A block of data
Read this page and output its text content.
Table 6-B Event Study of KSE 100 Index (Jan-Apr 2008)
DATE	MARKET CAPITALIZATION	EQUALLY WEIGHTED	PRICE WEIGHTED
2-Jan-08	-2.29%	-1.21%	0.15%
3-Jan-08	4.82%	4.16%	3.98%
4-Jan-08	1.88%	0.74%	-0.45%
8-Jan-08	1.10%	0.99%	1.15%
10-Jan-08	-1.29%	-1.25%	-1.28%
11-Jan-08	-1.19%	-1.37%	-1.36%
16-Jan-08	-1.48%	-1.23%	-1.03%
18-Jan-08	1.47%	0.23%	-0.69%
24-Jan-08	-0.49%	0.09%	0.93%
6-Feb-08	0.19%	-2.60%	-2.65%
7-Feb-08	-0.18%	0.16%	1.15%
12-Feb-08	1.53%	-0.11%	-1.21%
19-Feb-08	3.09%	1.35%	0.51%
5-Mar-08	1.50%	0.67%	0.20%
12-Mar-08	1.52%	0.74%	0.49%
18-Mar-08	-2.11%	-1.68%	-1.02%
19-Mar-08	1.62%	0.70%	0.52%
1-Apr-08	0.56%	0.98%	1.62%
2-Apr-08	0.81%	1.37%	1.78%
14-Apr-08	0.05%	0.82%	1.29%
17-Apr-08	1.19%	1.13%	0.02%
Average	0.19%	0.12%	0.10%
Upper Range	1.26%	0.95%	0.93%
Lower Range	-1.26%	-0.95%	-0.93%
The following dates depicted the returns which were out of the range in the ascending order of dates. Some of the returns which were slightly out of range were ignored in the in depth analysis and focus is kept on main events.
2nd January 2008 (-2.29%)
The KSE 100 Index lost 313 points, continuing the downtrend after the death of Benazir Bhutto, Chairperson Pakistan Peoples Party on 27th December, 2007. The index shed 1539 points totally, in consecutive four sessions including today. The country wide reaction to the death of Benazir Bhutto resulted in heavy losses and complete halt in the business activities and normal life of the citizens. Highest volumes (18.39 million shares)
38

## WORK TO BE COMPLETED
Exactly reproduce every line found in the records.

## FULL SOLUTION
Read this page and output its text content.
Table 6-B Event Study of KSE 100 Index (Jan-Apr 2008)
DATE	MARKET CAPITALIZATION	EQUALLY WEIGHTED	PRICE WEIGHTED
2-Jan-08	-2.29%	-1.21%	0.15%
3-Jan-08	4.82%	4.16%	3.98%
4-Jan-08	1.88%	0.74%	-0.45%
8-Jan-08	1.10%	0.99%	1.15%
10-Jan-08	-1.29%	-1.25%	-1.28%
11-Jan-08	-1.19%	-1.37%	-1.36%
16-Jan-08	-1.48%	-1.23%	-1.03%
18-Jan-08	1.47%	0.23%	-0.69%
24-Jan-08	-0.49%	0.09%	0.93%
6-Feb-08	0.19%	-2.60%	-2.65%
7-Feb-08	-0.18%	0.16%	1.15%
12-Feb-08	1.53%	-0.11%	-1.21%
19-Feb-08	3.09%	1.35%	0.51%
5-Mar-08	1.50%	0.67%	0.20%
12-Mar-08	1.52%	0.74%	0.49%
18-Mar-08	-2.11%	-1.68%	-1.02%
19-Mar-08	1.62%	0.70%	0.52%
1-Apr-08	0.56%	0.98%	1.62%
2-Apr-08	0.81%	1.37%	1.78%
14-Apr-08	0.05%	0.82%	1.29%
17-Apr-08	1.19%	1.13%	0.02%
Average	0.19%	0.12%	0.10%
Upper Range	1.26%	0.95%	0.93%
Lower Range	-1.26%	-0.95%	-0.93%
The following dates depicted the returns which were out of the range in the ascending order of dates. Some of the returns which were slightly out of range were ignored in the in depth analysis and focus is kept on main events.
2nd January 2008 (-2.29%)
The KSE 100 Index lost 313 points, continuing the downtrend after the death of Benazir Bhutto, Chairperson Pakistan Peoples Party on 27th December, 2007. The index shed 1539 points totally, in consecutive four sessions including today. The country wide reaction to the death of Benazir Bhutto resulted in heavy losses and complete halt in the business activities and normal life of the citizens. Highest volumes (18.39 million shares)
38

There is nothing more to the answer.